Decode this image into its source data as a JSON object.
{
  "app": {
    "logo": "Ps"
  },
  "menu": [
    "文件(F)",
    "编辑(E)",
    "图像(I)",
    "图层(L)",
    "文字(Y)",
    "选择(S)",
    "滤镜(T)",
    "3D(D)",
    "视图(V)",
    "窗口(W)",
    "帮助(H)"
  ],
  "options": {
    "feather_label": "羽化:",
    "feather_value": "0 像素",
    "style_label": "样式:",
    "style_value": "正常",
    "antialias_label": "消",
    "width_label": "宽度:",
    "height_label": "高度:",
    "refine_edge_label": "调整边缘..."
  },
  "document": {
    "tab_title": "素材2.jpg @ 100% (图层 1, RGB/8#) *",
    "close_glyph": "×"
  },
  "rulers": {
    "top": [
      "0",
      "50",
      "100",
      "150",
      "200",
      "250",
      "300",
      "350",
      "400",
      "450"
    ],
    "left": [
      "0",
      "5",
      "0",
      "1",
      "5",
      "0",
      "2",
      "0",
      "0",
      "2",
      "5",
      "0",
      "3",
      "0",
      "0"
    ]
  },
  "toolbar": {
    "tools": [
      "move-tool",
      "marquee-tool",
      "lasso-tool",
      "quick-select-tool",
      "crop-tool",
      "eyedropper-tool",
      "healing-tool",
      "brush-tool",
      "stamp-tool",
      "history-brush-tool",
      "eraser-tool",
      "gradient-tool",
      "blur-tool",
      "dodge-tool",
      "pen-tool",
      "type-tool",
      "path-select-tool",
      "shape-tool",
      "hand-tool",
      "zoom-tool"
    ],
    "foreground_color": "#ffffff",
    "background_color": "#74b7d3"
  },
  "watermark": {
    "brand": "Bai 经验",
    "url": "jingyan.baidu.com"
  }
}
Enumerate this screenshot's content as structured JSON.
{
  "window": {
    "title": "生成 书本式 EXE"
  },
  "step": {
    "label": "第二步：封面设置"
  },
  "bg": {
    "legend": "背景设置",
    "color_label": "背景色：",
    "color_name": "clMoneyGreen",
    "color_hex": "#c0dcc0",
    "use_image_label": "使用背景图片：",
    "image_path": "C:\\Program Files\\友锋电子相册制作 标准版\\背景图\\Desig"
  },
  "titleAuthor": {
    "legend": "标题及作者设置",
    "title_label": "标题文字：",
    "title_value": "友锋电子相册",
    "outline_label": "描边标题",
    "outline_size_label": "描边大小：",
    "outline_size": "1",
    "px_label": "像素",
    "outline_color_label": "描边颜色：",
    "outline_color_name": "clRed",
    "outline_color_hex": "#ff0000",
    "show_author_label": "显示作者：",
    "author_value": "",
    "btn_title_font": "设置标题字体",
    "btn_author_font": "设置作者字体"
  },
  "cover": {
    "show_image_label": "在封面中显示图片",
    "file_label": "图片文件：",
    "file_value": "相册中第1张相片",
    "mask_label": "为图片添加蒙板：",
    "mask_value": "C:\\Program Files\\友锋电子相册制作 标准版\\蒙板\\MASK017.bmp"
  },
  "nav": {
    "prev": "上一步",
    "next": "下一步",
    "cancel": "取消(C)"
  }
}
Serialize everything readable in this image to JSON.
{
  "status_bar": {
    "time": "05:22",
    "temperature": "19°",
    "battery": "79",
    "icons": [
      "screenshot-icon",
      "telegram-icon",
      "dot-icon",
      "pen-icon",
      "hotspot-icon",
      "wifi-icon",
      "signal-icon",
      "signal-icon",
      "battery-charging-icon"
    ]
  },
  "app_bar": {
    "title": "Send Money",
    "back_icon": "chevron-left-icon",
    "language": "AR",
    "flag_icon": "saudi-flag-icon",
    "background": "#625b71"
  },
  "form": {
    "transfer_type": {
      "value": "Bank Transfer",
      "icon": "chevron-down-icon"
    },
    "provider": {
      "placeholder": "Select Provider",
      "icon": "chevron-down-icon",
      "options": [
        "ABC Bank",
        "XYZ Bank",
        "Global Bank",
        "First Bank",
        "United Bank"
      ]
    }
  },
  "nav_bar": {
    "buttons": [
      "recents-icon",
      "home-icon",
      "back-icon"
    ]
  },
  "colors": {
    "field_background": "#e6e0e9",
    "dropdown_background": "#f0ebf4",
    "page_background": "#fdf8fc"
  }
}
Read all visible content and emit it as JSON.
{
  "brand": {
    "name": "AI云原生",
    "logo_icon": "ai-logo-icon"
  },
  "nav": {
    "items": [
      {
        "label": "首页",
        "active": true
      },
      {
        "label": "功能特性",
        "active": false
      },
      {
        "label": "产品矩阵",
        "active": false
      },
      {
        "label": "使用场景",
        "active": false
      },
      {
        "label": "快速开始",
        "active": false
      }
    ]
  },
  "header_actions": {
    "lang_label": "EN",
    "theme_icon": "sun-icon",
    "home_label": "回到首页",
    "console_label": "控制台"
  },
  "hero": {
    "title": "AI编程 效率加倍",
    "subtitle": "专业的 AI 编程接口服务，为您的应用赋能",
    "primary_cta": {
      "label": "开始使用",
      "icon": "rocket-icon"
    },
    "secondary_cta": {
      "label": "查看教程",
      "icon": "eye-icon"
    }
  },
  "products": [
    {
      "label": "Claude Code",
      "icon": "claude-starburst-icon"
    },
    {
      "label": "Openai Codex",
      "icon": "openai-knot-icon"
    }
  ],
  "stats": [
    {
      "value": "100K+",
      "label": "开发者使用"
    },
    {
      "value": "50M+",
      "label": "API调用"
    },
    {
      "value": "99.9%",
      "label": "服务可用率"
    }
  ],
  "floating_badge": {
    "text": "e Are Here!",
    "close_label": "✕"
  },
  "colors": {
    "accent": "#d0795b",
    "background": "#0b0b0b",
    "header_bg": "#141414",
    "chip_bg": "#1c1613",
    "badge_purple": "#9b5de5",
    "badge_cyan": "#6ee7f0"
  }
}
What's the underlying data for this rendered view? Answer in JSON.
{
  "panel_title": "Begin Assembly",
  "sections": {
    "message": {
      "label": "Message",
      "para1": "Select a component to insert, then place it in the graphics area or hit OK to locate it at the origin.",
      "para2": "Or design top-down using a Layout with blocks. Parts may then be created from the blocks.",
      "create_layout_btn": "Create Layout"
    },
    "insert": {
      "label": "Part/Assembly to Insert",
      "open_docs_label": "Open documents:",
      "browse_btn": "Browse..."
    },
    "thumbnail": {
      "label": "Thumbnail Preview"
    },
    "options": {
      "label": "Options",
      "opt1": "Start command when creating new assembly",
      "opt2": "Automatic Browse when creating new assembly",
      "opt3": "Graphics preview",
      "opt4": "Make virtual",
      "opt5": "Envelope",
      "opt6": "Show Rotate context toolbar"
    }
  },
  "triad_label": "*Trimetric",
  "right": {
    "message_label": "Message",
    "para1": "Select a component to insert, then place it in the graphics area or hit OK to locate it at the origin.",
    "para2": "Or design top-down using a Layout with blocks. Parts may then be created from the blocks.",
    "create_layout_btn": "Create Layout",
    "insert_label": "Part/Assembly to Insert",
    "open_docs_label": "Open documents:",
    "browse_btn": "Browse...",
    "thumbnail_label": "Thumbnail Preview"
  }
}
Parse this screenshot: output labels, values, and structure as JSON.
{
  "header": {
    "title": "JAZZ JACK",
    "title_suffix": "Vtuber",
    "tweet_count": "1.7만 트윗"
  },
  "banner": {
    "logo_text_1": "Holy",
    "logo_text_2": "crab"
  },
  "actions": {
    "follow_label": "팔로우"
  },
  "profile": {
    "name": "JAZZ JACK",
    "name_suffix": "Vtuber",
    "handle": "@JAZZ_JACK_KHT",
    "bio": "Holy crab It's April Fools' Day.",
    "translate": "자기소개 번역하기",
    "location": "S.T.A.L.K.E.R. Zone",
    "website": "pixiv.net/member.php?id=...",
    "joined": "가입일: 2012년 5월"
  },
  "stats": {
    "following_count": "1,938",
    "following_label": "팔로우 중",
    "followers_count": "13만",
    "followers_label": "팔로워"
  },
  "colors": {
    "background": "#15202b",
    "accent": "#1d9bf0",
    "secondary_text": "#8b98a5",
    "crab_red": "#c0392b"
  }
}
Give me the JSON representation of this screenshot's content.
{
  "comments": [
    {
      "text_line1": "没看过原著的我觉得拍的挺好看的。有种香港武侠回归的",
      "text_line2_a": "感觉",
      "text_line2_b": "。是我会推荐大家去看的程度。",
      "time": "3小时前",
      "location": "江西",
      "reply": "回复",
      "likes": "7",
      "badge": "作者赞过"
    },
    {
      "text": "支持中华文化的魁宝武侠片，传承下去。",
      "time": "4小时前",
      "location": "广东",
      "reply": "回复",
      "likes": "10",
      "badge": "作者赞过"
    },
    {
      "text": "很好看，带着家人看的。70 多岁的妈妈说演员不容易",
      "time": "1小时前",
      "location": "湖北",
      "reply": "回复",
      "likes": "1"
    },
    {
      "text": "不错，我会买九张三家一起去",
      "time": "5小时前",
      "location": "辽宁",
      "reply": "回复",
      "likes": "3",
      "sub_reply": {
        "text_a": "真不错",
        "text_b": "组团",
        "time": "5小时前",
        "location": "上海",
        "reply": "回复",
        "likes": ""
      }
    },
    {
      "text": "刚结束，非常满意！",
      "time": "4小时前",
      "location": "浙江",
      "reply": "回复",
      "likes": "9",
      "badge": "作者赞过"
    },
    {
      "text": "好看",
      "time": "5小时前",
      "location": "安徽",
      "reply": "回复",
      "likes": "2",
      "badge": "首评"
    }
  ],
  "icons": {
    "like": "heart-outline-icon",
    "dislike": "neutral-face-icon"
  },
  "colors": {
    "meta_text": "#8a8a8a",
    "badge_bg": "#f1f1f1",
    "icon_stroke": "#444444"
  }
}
────
Exercise task
Show the lines of the records that include the string "Program".

Solution to this task
    "image_path": "C:\\Program Files\\友锋电子相册制作 标准版\\背景图\\Desig"
    "mask_value": "C:\\Program Files\\友锋电子相册制作 标准版\\蒙板\\MASK017.bmp"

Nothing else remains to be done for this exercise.